In your copy of the data, keep every word exact and include no pictures.

(Saved data entries)
☆ ☆ ☆ ☆ ☆ ☆ ☆

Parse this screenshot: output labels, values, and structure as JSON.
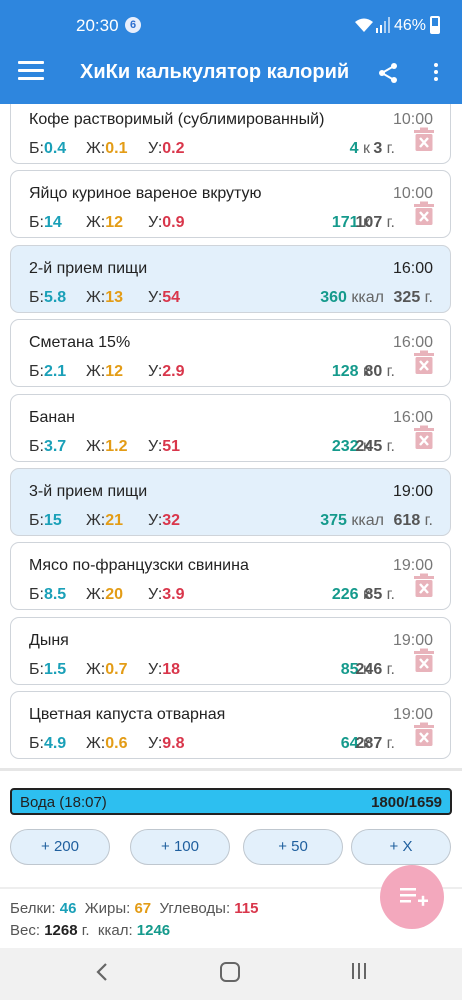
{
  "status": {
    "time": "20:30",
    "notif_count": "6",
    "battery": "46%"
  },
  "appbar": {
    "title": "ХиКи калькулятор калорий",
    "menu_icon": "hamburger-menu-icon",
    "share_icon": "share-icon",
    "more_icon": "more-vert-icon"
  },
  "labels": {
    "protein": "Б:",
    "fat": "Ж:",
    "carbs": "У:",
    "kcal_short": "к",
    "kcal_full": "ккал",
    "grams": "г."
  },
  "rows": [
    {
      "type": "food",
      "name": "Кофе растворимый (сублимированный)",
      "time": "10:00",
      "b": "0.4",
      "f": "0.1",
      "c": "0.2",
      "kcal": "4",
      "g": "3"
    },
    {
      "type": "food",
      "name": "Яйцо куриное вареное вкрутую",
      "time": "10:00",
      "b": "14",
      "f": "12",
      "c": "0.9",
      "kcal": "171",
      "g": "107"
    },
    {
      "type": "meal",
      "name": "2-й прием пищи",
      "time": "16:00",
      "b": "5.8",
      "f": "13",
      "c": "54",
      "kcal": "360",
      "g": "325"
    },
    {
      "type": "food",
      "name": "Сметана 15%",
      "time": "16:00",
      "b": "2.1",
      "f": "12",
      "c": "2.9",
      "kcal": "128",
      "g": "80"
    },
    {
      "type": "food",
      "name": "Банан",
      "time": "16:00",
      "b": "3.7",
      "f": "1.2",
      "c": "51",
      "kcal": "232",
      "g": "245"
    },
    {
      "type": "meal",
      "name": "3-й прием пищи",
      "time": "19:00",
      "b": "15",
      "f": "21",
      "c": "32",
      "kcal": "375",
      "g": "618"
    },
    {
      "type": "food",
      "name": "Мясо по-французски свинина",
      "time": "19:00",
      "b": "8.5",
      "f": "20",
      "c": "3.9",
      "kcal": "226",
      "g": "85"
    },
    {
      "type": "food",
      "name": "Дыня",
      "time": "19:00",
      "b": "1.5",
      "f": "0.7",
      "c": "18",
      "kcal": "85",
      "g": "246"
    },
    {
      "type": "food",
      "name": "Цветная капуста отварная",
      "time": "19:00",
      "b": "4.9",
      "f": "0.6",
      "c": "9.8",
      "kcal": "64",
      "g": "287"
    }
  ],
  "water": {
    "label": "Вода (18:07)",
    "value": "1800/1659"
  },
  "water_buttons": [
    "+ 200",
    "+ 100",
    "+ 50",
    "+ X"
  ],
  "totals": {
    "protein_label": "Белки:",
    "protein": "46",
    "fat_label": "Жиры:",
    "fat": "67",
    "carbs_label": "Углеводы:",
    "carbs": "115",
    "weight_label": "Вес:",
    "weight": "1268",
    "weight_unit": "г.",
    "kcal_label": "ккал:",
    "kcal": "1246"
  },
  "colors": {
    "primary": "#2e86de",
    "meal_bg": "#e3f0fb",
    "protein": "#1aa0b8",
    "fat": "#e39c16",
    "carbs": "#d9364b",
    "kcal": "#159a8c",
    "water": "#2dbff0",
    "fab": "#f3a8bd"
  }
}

☆ ☆ ☆ ☆ ☆ ☆ ☆

__RESULT__
Parse this screenshot: output labels, values, and structure as JSON.
{
  "status": {
    "time": "20:30",
    "notif_count": "6",
    "battery": "46%"
  },
  "appbar": {
    "title": "ХиКи калькулятор калорий",
    "menu_icon": "hamburger-menu-icon",
    "share_icon": "share-icon",
    "more_icon": "more-vert-icon"
  },
  "labels": {
    "protein": "Б:",
    "fat": "Ж:",
    "carbs": "У:",
    "kcal_short": "к",
    "kcal_full": "ккал",
    "grams": "г."
  },
  "rows": [
    {
      "type": "food",
      "name": "Кофе растворимый (сублимированный)",
      "time": "10:00",
      "b": "0.4",
      "f": "0.1",
      "c": "0.2",
      "kcal": "4",
      "g": "3"
    },
    {
      "type": "food",
      "name": "Яйцо куриное вареное вкрутую",
      "time": "10:00",
      "b": "14",
      "f": "12",
      "c": "0.9",
      "kcal": "171",
      "g": "107"
    },
    {
      "type": "meal",
      "name": "2-й прием пищи",
      "time": "16:00",
      "b": "5.8",
      "f": "13",
      "c": "54",
      "kcal": "360",
      "g": "325"
    },
    {
      "type": "food",
      "name": "Сметана 15%",
      "time": "16:00",
      "b": "2.1",
      "f": "12",
      "c": "2.9",
      "kcal": "128",
      "g": "80"
    },
    {
      "type": "food",
      "name": "Банан",
      "time": "16:00",
      "b": "3.7",
      "f": "1.2",
      "c": "51",
      "kcal": "232",
      "g": "245"
    },
    {
      "type": "meal",
      "name": "3-й прием пищи",
      "time": "19:00",
      "b": "15",
      "f": "21",
      "c": "32",
      "kcal": "375",
      "g": "618"
    },
    {
      "type": "food",
      "name": "Мясо по-французски свинина",
      "time": "19:00",
      "b": "8.5",
      "f": "20",
      "c": "3.9",
      "kcal": "226",
      "g": "85"
    },
    {
      "type": "food",
      "name": "Дыня",
      "time": "19:00",
      "b": "1.5",
      "f": "0.7",
      "c": "18",
      "kcal": "85",
      "g": "246"
    },
    {
      "type": "food",
      "name": "Цветная капуста отварная",
      "time": "19:00",
      "b": "4.9",
      "f": "0.6",
      "c": "9.8",
      "kcal": "64",
      "g": "287"
    }
  ],
  "water": {
    "label": "Вода (18:07)",
    "value": "1800/1659"
  },
  "water_buttons": [
    "+ 200",
    "+ 100",
    "+ 50",
    "+ X"
  ],
  "totals": {
    "protein_label": "Белки:",
    "protein": "46",
    "fat_label": "Жиры:",
    "fat": "67",
    "carbs_label": "Углеводы:",
    "carbs": "115",
    "weight_label": "Вес:",
    "weight": "1268",
    "weight_unit": "г.",
    "kcal_label": "ккал:",
    "kcal": "1246"
  },
  "colors": {
    "primary": "#2e86de",
    "meal_bg": "#e3f0fb",
    "protein": "#1aa0b8",
    "fat": "#e39c16",
    "carbs": "#d9364b",
    "kcal": "#159a8c",
    "water": "#2dbff0",
    "fab": "#f3a8bd"
  }
}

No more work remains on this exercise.